**Written exercise**
Omit the pictures and return every entry exactly as written.

**Records provided**
++++++

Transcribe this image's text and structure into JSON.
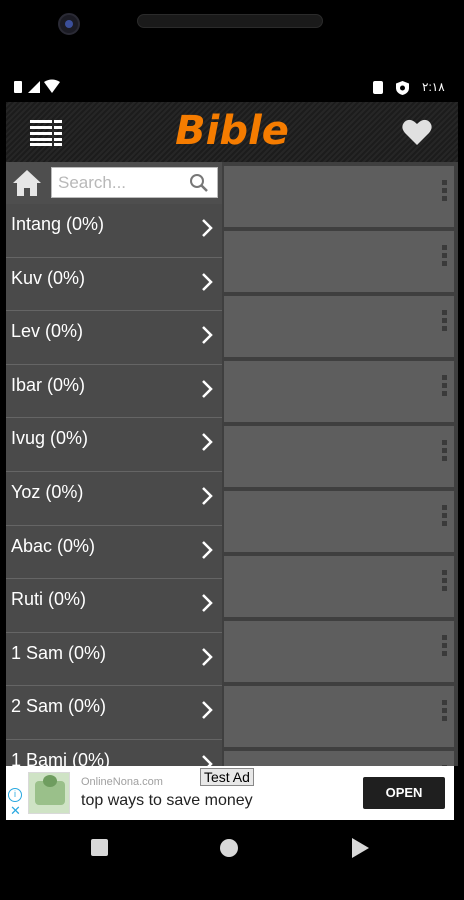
{
  "status_bar": {
    "time": "٢:١٨",
    "icons": [
      "sim-icon",
      "signal-icon",
      "wifi-icon",
      "battery-icon",
      "shield-icon"
    ]
  },
  "app_bar": {
    "title": "Bible",
    "title_color": "#f57c00",
    "left_icon": "menu-list-icon",
    "right_icon": "heart-icon"
  },
  "search": {
    "placeholder": "Search..."
  },
  "books": [
    {
      "label": "Intang (0%)"
    },
    {
      "label": "Kuv (0%)"
    },
    {
      "label": "Lev (0%)"
    },
    {
      "label": "Ibar (0%)"
    },
    {
      "label": "Ivug (0%)"
    },
    {
      "label": "Yoz (0%)"
    },
    {
      "label": "Abac (0%)"
    },
    {
      "label": "Ruti (0%)"
    },
    {
      "label": "1 Sam (0%)"
    },
    {
      "label": "2 Sam (0%)"
    },
    {
      "label": "1 Bami (0%)"
    }
  ],
  "ad": {
    "badge": "Test Ad",
    "source": "OnlineNona.com",
    "headline": "top ways to save money",
    "cta": "OPEN",
    "info_glyph": "i",
    "close_glyph": "✕"
  },
  "nav_bar": {
    "icons": [
      "recents-icon",
      "home-icon",
      "back-icon"
    ]
  }
}
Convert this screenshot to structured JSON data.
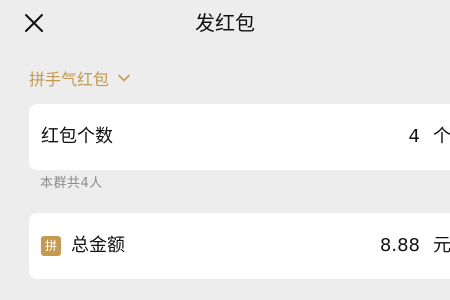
{
  "header": {
    "title": "发红包",
    "close_icon": "close-icon"
  },
  "type_switch": {
    "label": "拼手气红包",
    "icon": "chevron-down-icon",
    "color": "#c39a4f"
  },
  "count_row": {
    "label": "红包个数",
    "value": "4",
    "unit": "个"
  },
  "group_note": "本群共4人",
  "amount_row": {
    "badge": "拼",
    "label": "总金额",
    "value": "8.88",
    "unit": "元"
  }
}
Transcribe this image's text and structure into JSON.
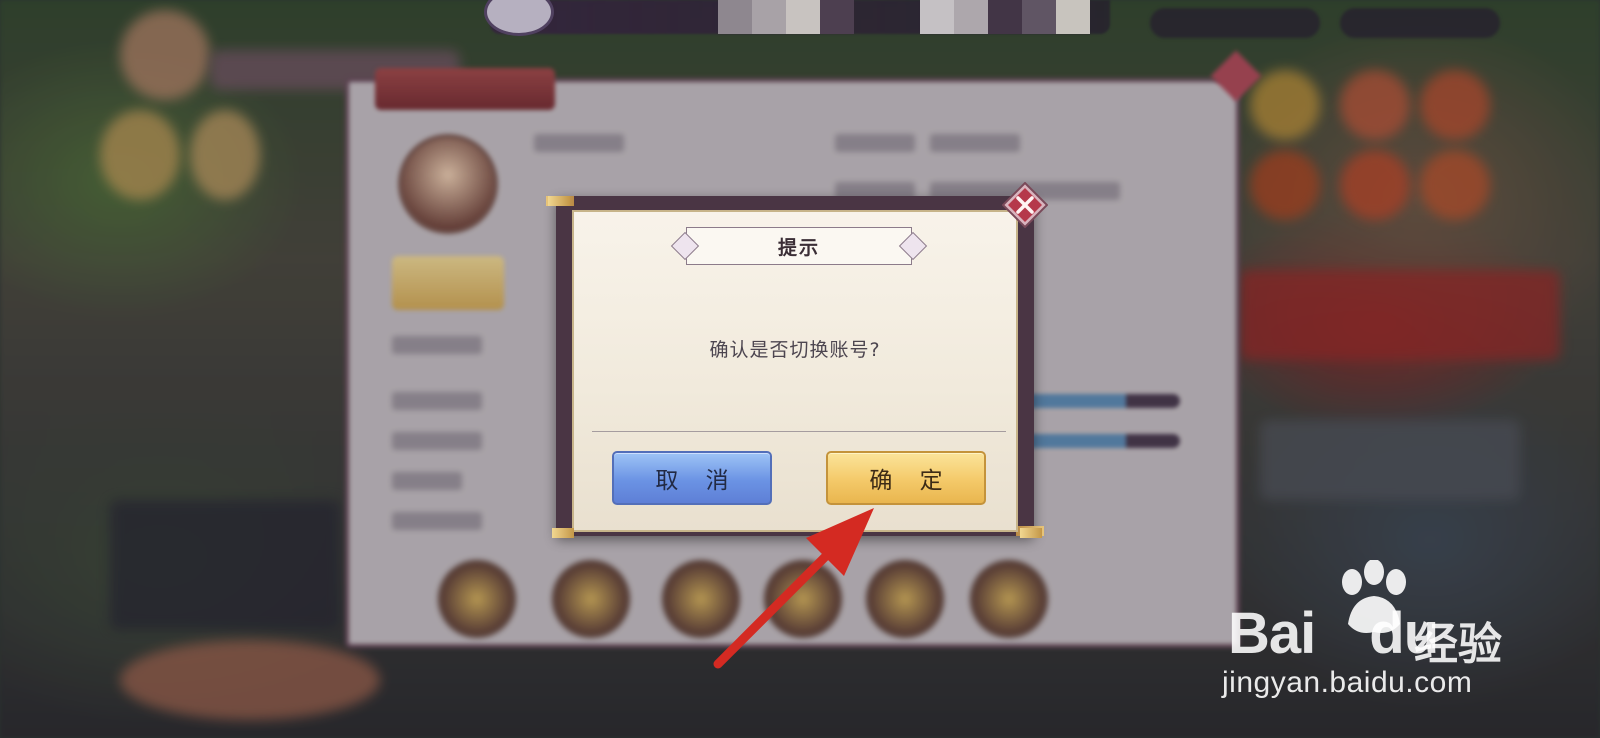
{
  "dialog": {
    "title": "提示",
    "message": "确认是否切换账号?",
    "cancel_label": "取 消",
    "confirm_label": "确 定"
  },
  "watermark": {
    "brand": "Bai",
    "brand_suffix": "du",
    "product": "经验",
    "url": "jingyan.baidu.com"
  },
  "icons": {
    "dialog_close": "close-icon",
    "annotation_arrow": "arrow-icon",
    "watermark_paw": "paw-icon"
  },
  "colors": {
    "cancel_button": "#6b93e4",
    "confirm_button": "#f4c969",
    "arrow": "#d42a22",
    "close_diamond": "#b5384a"
  }
}
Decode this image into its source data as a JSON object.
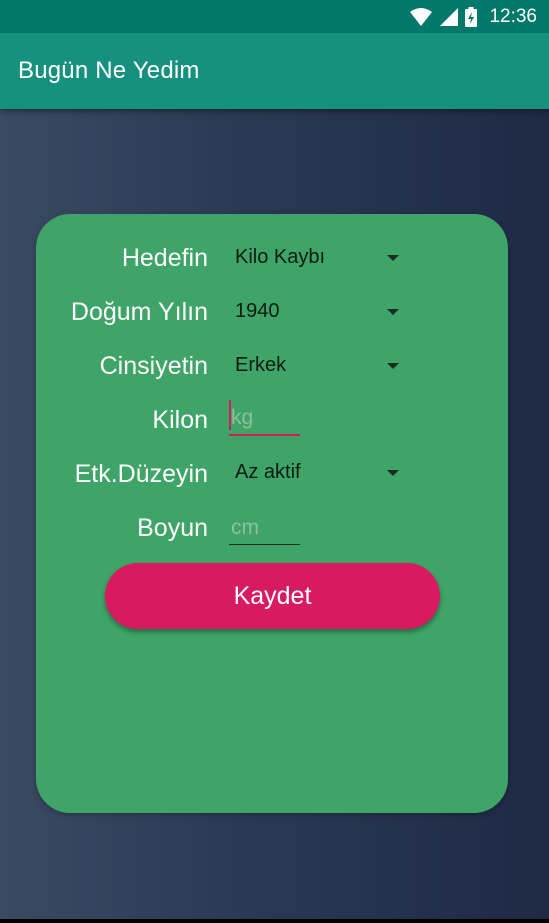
{
  "status_bar": {
    "time": "12:36",
    "icons": [
      "wifi-icon",
      "signal-icon",
      "battery-icon"
    ]
  },
  "app_bar": {
    "title": "Bugün Ne Yedim"
  },
  "form": {
    "goal": {
      "label": "Hedefin",
      "value": "Kilo Kaybı"
    },
    "birth_year": {
      "label": "Doğum Yılın",
      "value": "1940"
    },
    "gender": {
      "label": "Cinsiyetin",
      "value": "Erkek"
    },
    "weight": {
      "label": "Kilon",
      "value": "",
      "placeholder": "kg"
    },
    "activity": {
      "label": "Etk.Düzeyin",
      "value": "Az aktif"
    },
    "height": {
      "label": "Boyun",
      "value": "",
      "placeholder": "cm"
    },
    "save_label": "Kaydet"
  },
  "colors": {
    "status_bar": "#00796b",
    "app_bar": "#16917f",
    "card": "#3ea467",
    "accent": "#d81b60"
  }
}
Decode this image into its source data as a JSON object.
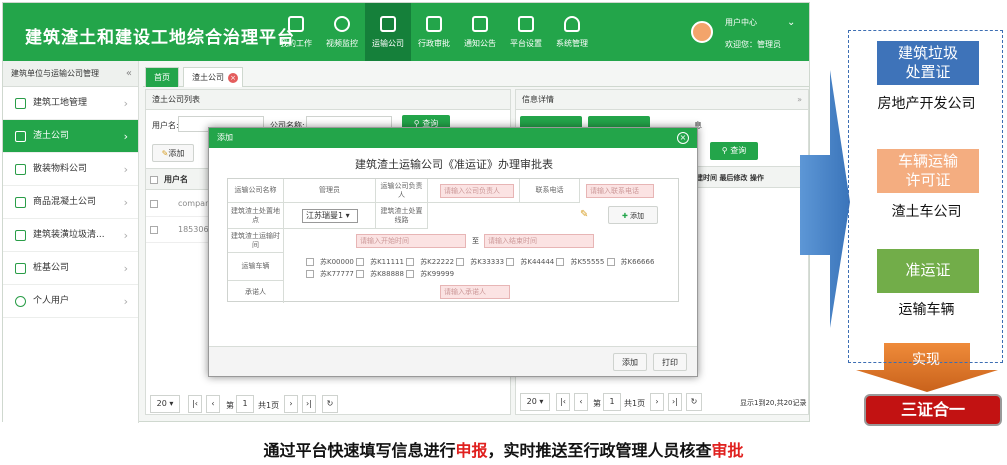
{
  "app": {
    "title": "建筑渣土和建设工地综合治理平台",
    "nav": [
      {
        "label": "我的工作",
        "icon": "clipboard-icon"
      },
      {
        "label": "视频监控",
        "icon": "camera-icon"
      },
      {
        "label": "运输公司",
        "icon": "building-icon"
      },
      {
        "label": "行政审批",
        "icon": "stamp-icon"
      },
      {
        "label": "通知公告",
        "icon": "message-icon"
      },
      {
        "label": "平台设置",
        "icon": "settings-icon"
      },
      {
        "label": "系统管理",
        "icon": "users-icon"
      }
    ],
    "user": {
      "center": "用户中心",
      "welcome": "欢迎您：管理员"
    }
  },
  "sidebar": {
    "header": "建筑单位与运输公司管理",
    "collapse": "«",
    "items": [
      {
        "label": "建筑工地管理"
      },
      {
        "label": "渣土公司"
      },
      {
        "label": "散装物料公司"
      },
      {
        "label": "商品混凝土公司"
      },
      {
        "label": "建筑装潢垃圾清..."
      },
      {
        "label": "桩基公司"
      },
      {
        "label": "个人用户"
      }
    ]
  },
  "tabs": {
    "home": "首页",
    "current": "渣土公司",
    "close": "×"
  },
  "left_panel": {
    "title": "渣土公司列表",
    "username_label": "用户名:",
    "company_label": "公司名称:",
    "query": "查询",
    "add": "添加",
    "col_username": "用户名",
    "rows": [
      "company",
      "185306217"
    ],
    "page_size": "20",
    "page_prefix": "第",
    "page_no": "1",
    "page_total": "共1页"
  },
  "right_panel": {
    "title": "信息详情",
    "expand": "»",
    "tab_suffix": "息",
    "query": "查询",
    "cols": [
      "建时间",
      "最后修改",
      "操作"
    ],
    "page_size": "20",
    "page_prefix": "第",
    "page_no": "1",
    "page_total": "共1页",
    "record_info": "显示1到20,共20记录"
  },
  "modal": {
    "header": "添加",
    "close": "×",
    "title": "建筑渣土运输公司《准运证》办理审批表",
    "company_name_label": "运输公司名称",
    "admin": "管理员",
    "owner_label": "运输公司负责人",
    "owner_placeholder": "请输入公司负责人",
    "phone_label": "联系电话",
    "phone_placeholder": "请输入联系电话",
    "site_label": "建筑渣土处置地点",
    "site_value": "江苏瑞曼1",
    "route_label": "建筑渣土处置线路",
    "add": "添加",
    "time_label": "建筑渣土运输时间",
    "start_placeholder": "请输入开始时间",
    "to": "至",
    "end_placeholder": "请输入结束时间",
    "vehicles_label": "运输车辆",
    "plates_row1": [
      "苏K00000",
      "苏K11111",
      "苏K22222",
      "苏K33333",
      "苏K44444",
      "苏K55555",
      "苏K66666"
    ],
    "plates_row2": [
      "苏K77777",
      "苏K88888",
      "苏K99999"
    ],
    "promisor_label": "承诺人",
    "promisor_placeholder": "请输入承诺人",
    "footer_add": "添加",
    "footer_print": "打印"
  },
  "caption": {
    "part1": "通过平台快速填写信息进行",
    "em1": "申报",
    "part2": "，实时推送至行政管理人员核查",
    "em2": "审批"
  },
  "certs": [
    {
      "label": "建筑垃圾\n处置证",
      "sub": "房地产开发公司",
      "color": "#3e73b9"
    },
    {
      "label": "车辆运输\n许可证",
      "sub": "渣土车公司",
      "color": "#f4ad80"
    },
    {
      "label": "准运证",
      "sub": "运输车辆",
      "color": "#72ad49"
    }
  ],
  "realize": "实现",
  "final": "三证合一",
  "colors": {
    "accent": "#23a54a",
    "arrow": "#4a86c8",
    "final": "#c21212",
    "realize": "#e47b2a"
  }
}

++++++

**Solved problem**
Transcribe this image's text and structure into JSON.
{
  "status_bar": {
    "time": "٢:١٨",
    "icons": [
      "sim-icon",
      "signal-icon",
      "wifi-icon",
      "battery-icon",
      "shield-icon"
    ]
  },
  "app_bar": {
    "title": "Bible",
    "title_color": "#f57c00",
    "left_icon": "menu-list-icon",
    "right_icon": "heart-icon"
  },
  "search": {
    "placeholder": "Search..."
  },
  "books": [
    {
      "label": "Intang (0%)"
    },
    {
      "label": "Kuv (0%)"
    },
    {
      "label": "Lev (0%)"
    },
    {
      "label": "Ibar (0%)"
    },
    {
      "label": "Ivug (0%)"
    },
    {
      "label": "Yoz (0%)"
    },
    {
      "label": "Abac (0%)"
    },
    {
      "label": "Ruti (0%)"
    },
    {
      "label": "1 Sam (0%)"
    },
    {
      "label": "2 Sam (0%)"
    },
    {
      "label": "1 Bami (0%)"
    }
  ],
  "ad": {
    "badge": "Test Ad",
    "source": "OnlineNona.com",
    "headline": "top ways to save money",
    "cta": "OPEN",
    "info_glyph": "i",
    "close_glyph": "✕"
  },
  "nav_bar": {
    "icons": [
      "recents-icon",
      "home-icon",
      "back-icon"
    ]
  }
}
Convert this screenshot to structured JSON data.
{
  "header": {
    "title": "发红包",
    "close_icon": "close-icon"
  },
  "type_switch": {
    "label": "拼手气红包",
    "icon": "chevron-down-icon",
    "color": "#c39a4f"
  },
  "count_row": {
    "label": "红包个数",
    "value": "4",
    "unit": "个"
  },
  "group_note": "本群共4人",
  "amount_row": {
    "badge": "拼",
    "label": "总金额",
    "value": "8.88",
    "unit": "元"
  }
}
Transcribe this image's text and structure into JSON.
{
  "dialog": {
    "title": "提示",
    "message": "确认是否切换账号?",
    "cancel_label": "取 消",
    "confirm_label": "确 定"
  },
  "watermark": {
    "brand": "Bai",
    "brand_suffix": "du",
    "product": "经验",
    "url": "jingyan.baidu.com"
  },
  "icons": {
    "dialog_close": "close-icon",
    "annotation_arrow": "arrow-icon",
    "watermark_paw": "paw-icon"
  },
  "colors": {
    "cancel_button": "#6b93e4",
    "confirm_button": "#f4c969",
    "arrow": "#d42a22",
    "close_diamond": "#b5384a"
  }
}
Decode this image into its source data as a JSON object.
{
  "status_bar": {
    "time": "12:36",
    "icons": [
      "wifi-icon",
      "signal-icon",
      "battery-icon"
    ]
  },
  "app_bar": {
    "title": "Bugün Ne Yedim"
  },
  "form": {
    "goal": {
      "label": "Hedefin",
      "value": "Kilo Kaybı"
    },
    "birth_year": {
      "label": "Doğum Yılın",
      "value": "1940"
    },
    "gender": {
      "label": "Cinsiyetin",
      "value": "Erkek"
    },
    "weight": {
      "label": "Kilon",
      "value": "",
      "placeholder": "kg"
    },
    "activity": {
      "label": "Etk.Düzeyin",
      "value": "Az aktif"
    },
    "height": {
      "label": "Boyun",
      "value": "",
      "placeholder": "cm"
    },
    "save_label": "Kaydet"
  },
  "colors": {
    "status_bar": "#00796b",
    "app_bar": "#16917f",
    "card": "#3ea467",
    "accent": "#d81b60"
  }
}
Decode this image into its source data as a JSON object.
{
  "app": {
    "title": "建筑渣土和建设工地综合治理平台",
    "nav": [
      {
        "label": "我的工作",
        "icon": "clipboard-icon"
      },
      {
        "label": "视频监控",
        "icon": "camera-icon"
      },
      {
        "label": "运输公司",
        "icon": "building-icon"
      },
      {
        "label": "行政审批",
        "icon": "stamp-icon"
      },
      {
        "label": "通知公告",
        "icon": "message-icon"
      },
      {
        "label": "平台设置",
        "icon": "settings-icon"
      },
      {
        "label": "系统管理",
        "icon": "users-icon"
      }
    ],
    "user": {
      "center": "用户中心",
      "welcome": "欢迎您：管理员"
    }
  },
  "sidebar": {
    "header": "建筑单位与运输公司管理",
    "collapse": "«",
    "items": [
      {
        "label": "建筑工地管理"
      },
      {
        "label": "渣土公司"
      },
      {
        "label": "散装物料公司"
      },
      {
        "label": "商品混凝土公司"
      },
      {
        "label": "建筑装潢垃圾清..."
      },
      {
        "label": "桩基公司"
      },
      {
        "label": "个人用户"
      }
    ]
  },
  "tabs": {
    "home": "首页",
    "current": "渣土公司",
    "close": "×"
  },
  "left_panel": {
    "title": "渣土公司列表",
    "username_label": "用户名:",
    "company_label": "公司名称:",
    "query": "查询",
    "add": "添加",
    "col_username": "用户名",
    "rows": [
      "company",
      "185306217"
    ],
    "page_size": "20",
    "page_prefix": "第",
    "page_no": "1",
    "page_total": "共1页"
  },
  "right_panel": {
    "title": "信息详情",
    "expand": "»",
    "tab_suffix": "息",
    "query": "查询",
    "cols": [
      "建时间",
      "最后修改",
      "操作"
    ],
    "page_size": "20",
    "page_prefix": "第",
    "page_no": "1",
    "page_total": "共1页",
    "record_info": "显示1到20,共20记录"
  },
  "modal": {
    "header": "添加",
    "close": "×",
    "title": "建筑渣土运输公司《准运证》办理审批表",
    "company_name_label": "运输公司名称",
    "admin": "管理员",
    "owner_label": "运输公司负责人",
    "owner_placeholder": "请输入公司负责人",
    "phone_label": "联系电话",
    "phone_placeholder": "请输入联系电话",
    "site_label": "建筑渣土处置地点",
    "site_value": "江苏瑞曼1",
    "route_label": "建筑渣土处置线路",
    "add": "添加",
    "time_label": "建筑渣土运输时间",
    "start_placeholder": "请输入开始时间",
    "to": "至",
    "end_placeholder": "请输入结束时间",
    "vehicles_label": "运输车辆",
    "plates_row1": [
      "苏K00000",
      "苏K11111",
      "苏K22222",
      "苏K33333",
      "苏K44444",
      "苏K55555",
      "苏K66666"
    ],
    "plates_row2": [
      "苏K77777",
      "苏K88888",
      "苏K99999"
    ],
    "promisor_label": "承诺人",
    "promisor_placeholder": "请输入承诺人",
    "footer_add": "添加",
    "footer_print": "打印"
  },
  "caption": {
    "part1": "通过平台快速填写信息进行",
    "em1": "申报",
    "part2": "，实时推送至行政管理人员核查",
    "em2": "审批"
  },
  "certs": [
    {
      "label": "建筑垃圾\n处置证",
      "sub": "房地产开发公司",
      "color": "#3e73b9"
    },
    {
      "label": "车辆运输\n许可证",
      "sub": "渣土车公司",
      "color": "#f4ad80"
    },
    {
      "label": "准运证",
      "sub": "运输车辆",
      "color": "#72ad49"
    }
  ],
  "realize": "实现",
  "final": "三证合一",
  "colors": {
    "accent": "#23a54a",
    "arrow": "#4a86c8",
    "final": "#c21212",
    "realize": "#e47b2a"
  }
}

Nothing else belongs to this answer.